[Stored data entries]

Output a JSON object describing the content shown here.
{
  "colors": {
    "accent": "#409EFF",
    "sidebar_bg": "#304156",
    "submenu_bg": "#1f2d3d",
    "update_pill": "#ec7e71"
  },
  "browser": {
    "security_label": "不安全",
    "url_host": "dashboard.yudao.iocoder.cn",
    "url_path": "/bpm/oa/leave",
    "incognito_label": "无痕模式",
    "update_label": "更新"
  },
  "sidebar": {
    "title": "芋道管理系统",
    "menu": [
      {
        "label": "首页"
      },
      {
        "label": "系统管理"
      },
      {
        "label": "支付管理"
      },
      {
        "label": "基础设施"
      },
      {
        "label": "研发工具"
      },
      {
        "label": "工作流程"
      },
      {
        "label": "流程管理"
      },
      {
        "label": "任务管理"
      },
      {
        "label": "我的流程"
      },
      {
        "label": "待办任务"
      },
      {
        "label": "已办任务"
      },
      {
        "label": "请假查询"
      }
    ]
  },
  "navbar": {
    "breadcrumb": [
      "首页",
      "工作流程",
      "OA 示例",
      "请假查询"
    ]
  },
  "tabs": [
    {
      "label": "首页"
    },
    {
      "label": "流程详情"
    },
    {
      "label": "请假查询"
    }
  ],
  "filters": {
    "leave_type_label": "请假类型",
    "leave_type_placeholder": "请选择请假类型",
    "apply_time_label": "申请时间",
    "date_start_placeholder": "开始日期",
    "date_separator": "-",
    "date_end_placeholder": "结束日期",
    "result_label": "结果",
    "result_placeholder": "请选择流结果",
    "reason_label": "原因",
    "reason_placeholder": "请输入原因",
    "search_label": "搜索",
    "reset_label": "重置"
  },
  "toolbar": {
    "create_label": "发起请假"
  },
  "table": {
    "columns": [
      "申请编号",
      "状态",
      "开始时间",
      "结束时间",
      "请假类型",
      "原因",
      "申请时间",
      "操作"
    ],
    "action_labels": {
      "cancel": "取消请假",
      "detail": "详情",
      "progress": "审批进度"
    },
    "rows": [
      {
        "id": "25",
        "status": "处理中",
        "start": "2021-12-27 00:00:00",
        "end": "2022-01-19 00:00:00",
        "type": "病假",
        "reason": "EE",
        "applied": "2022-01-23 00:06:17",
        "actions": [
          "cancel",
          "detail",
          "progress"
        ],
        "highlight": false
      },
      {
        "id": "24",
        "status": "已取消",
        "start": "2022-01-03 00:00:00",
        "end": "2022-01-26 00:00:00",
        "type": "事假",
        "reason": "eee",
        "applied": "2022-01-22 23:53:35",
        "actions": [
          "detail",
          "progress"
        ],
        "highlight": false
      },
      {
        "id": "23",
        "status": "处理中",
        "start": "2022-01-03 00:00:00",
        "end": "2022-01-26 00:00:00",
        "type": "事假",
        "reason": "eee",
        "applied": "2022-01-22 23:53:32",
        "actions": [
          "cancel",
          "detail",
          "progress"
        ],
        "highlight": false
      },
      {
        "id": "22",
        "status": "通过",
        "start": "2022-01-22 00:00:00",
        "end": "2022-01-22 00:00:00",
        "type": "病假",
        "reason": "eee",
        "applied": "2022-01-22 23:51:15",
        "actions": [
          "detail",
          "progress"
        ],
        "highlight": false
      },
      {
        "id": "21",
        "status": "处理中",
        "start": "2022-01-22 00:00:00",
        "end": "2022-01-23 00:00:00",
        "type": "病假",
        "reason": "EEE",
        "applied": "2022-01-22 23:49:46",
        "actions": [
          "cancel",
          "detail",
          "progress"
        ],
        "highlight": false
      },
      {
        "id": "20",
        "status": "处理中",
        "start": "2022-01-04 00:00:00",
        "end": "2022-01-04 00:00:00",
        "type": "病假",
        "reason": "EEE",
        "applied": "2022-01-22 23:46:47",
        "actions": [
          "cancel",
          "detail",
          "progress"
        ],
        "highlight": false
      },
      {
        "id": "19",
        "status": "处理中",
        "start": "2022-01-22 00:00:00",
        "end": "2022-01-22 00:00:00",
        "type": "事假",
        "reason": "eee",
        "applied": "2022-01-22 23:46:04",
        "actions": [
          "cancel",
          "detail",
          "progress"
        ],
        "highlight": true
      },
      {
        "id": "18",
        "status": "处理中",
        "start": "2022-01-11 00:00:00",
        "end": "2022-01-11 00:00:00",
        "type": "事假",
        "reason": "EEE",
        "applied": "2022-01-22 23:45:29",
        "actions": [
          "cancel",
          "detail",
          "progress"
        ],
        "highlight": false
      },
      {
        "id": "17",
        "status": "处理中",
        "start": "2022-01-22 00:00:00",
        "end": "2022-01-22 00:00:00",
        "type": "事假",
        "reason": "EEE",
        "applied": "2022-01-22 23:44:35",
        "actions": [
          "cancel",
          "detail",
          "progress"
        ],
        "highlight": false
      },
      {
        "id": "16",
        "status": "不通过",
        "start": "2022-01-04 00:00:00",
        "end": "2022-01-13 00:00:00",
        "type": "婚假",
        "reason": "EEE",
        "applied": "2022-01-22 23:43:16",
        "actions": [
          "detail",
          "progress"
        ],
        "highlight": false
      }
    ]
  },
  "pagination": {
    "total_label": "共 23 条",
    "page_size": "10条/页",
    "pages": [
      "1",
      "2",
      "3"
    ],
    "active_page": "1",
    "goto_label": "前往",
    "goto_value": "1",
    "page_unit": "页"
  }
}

[Directive]
In this exercise, repeat all entries exactly.

[Written solution]
Output a JSON object describing the content shown here.
{
  "colors": {
    "accent": "#409EFF",
    "sidebar_bg": "#304156",
    "submenu_bg": "#1f2d3d",
    "update_pill": "#ec7e71"
  },
  "browser": {
    "security_label": "不安全",
    "url_host": "dashboard.yudao.iocoder.cn",
    "url_path": "/bpm/oa/leave",
    "incognito_label": "无痕模式",
    "update_label": "更新"
  },
  "sidebar": {
    "title": "芋道管理系统",
    "menu": [
      {
        "label": "首页"
      },
      {
        "label": "系统管理"
      },
      {
        "label": "支付管理"
      },
      {
        "label": "基础设施"
      },
      {
        "label": "研发工具"
      },
      {
        "label": "工作流程"
      },
      {
        "label": "流程管理"
      },
      {
        "label": "任务管理"
      },
      {
        "label": "我的流程"
      },
      {
        "label": "待办任务"
      },
      {
        "label": "已办任务"
      },
      {
        "label": "请假查询"
      }
    ]
  },
  "navbar": {
    "breadcrumb": [
      "首页",
      "工作流程",
      "OA 示例",
      "请假查询"
    ]
  },
  "tabs": [
    {
      "label": "首页"
    },
    {
      "label": "流程详情"
    },
    {
      "label": "请假查询"
    }
  ],
  "filters": {
    "leave_type_label": "请假类型",
    "leave_type_placeholder": "请选择请假类型",
    "apply_time_label": "申请时间",
    "date_start_placeholder": "开始日期",
    "date_separator": "-",
    "date_end_placeholder": "结束日期",
    "result_label": "结果",
    "result_placeholder": "请选择流结果",
    "reason_label": "原因",
    "reason_placeholder": "请输入原因",
    "search_label": "搜索",
    "reset_label": "重置"
  },
  "toolbar": {
    "create_label": "发起请假"
  },
  "table": {
    "columns": [
      "申请编号",
      "状态",
      "开始时间",
      "结束时间",
      "请假类型",
      "原因",
      "申请时间",
      "操作"
    ],
    "action_labels": {
      "cancel": "取消请假",
      "detail": "详情",
      "progress": "审批进度"
    },
    "rows": [
      {
        "id": "25",
        "status": "处理中",
        "start": "2021-12-27 00:00:00",
        "end": "2022-01-19 00:00:00",
        "type": "病假",
        "reason": "EE",
        "applied": "2022-01-23 00:06:17",
        "actions": [
          "cancel",
          "detail",
          "progress"
        ],
        "highlight": false
      },
      {
        "id": "24",
        "status": "已取消",
        "start": "2022-01-03 00:00:00",
        "end": "2022-01-26 00:00:00",
        "type": "事假",
        "reason": "eee",
        "applied": "2022-01-22 23:53:35",
        "actions": [
          "detail",
          "progress"
        ],
        "highlight": false
      },
      {
        "id": "23",
        "status": "处理中",
        "start": "2022-01-03 00:00:00",
        "end": "2022-01-26 00:00:00",
        "type": "事假",
        "reason": "eee",
        "applied": "2022-01-22 23:53:32",
        "actions": [
          "cancel",
          "detail",
          "progress"
        ],
        "highlight": false
      },
      {
        "id": "22",
        "status": "通过",
        "start": "2022-01-22 00:00:00",
        "end": "2022-01-22 00:00:00",
        "type": "病假",
        "reason": "eee",
        "applied": "2022-01-22 23:51:15",
        "actions": [
          "detail",
          "progress"
        ],
        "highlight": false
      },
      {
        "id": "21",
        "status": "处理中",
        "start": "2022-01-22 00:00:00",
        "end": "2022-01-23 00:00:00",
        "type": "病假",
        "reason": "EEE",
        "applied": "2022-01-22 23:49:46",
        "actions": [
          "cancel",
          "detail",
          "progress"
        ],
        "highlight": false
      },
      {
        "id": "20",
        "status": "处理中",
        "start": "2022-01-04 00:00:00",
        "end": "2022-01-04 00:00:00",
        "type": "病假",
        "reason": "EEE",
        "applied": "2022-01-22 23:46:47",
        "actions": [
          "cancel",
          "detail",
          "progress"
        ],
        "highlight": false
      },
      {
        "id": "19",
        "status": "处理中",
        "start": "2022-01-22 00:00:00",
        "end": "2022-01-22 00:00:00",
        "type": "事假",
        "reason": "eee",
        "applied": "2022-01-22 23:46:04",
        "actions": [
          "cancel",
          "detail",
          "progress"
        ],
        "highlight": true
      },
      {
        "id": "18",
        "status": "处理中",
        "start": "2022-01-11 00:00:00",
        "end": "2022-01-11 00:00:00",
        "type": "事假",
        "reason": "EEE",
        "applied": "2022-01-22 23:45:29",
        "actions": [
          "cancel",
          "detail",
          "progress"
        ],
        "highlight": false
      },
      {
        "id": "17",
        "status": "处理中",
        "start": "2022-01-22 00:00:00",
        "end": "2022-01-22 00:00:00",
        "type": "事假",
        "reason": "EEE",
        "applied": "2022-01-22 23:44:35",
        "actions": [
          "cancel",
          "detail",
          "progress"
        ],
        "highlight": false
      },
      {
        "id": "16",
        "status": "不通过",
        "start": "2022-01-04 00:00:00",
        "end": "2022-01-13 00:00:00",
        "type": "婚假",
        "reason": "EEE",
        "applied": "2022-01-22 23:43:16",
        "actions": [
          "detail",
          "progress"
        ],
        "highlight": false
      }
    ]
  },
  "pagination": {
    "total_label": "共 23 条",
    "page_size": "10条/页",
    "pages": [
      "1",
      "2",
      "3"
    ],
    "active_page": "1",
    "goto_label": "前往",
    "goto_value": "1",
    "page_unit": "页"
  }
}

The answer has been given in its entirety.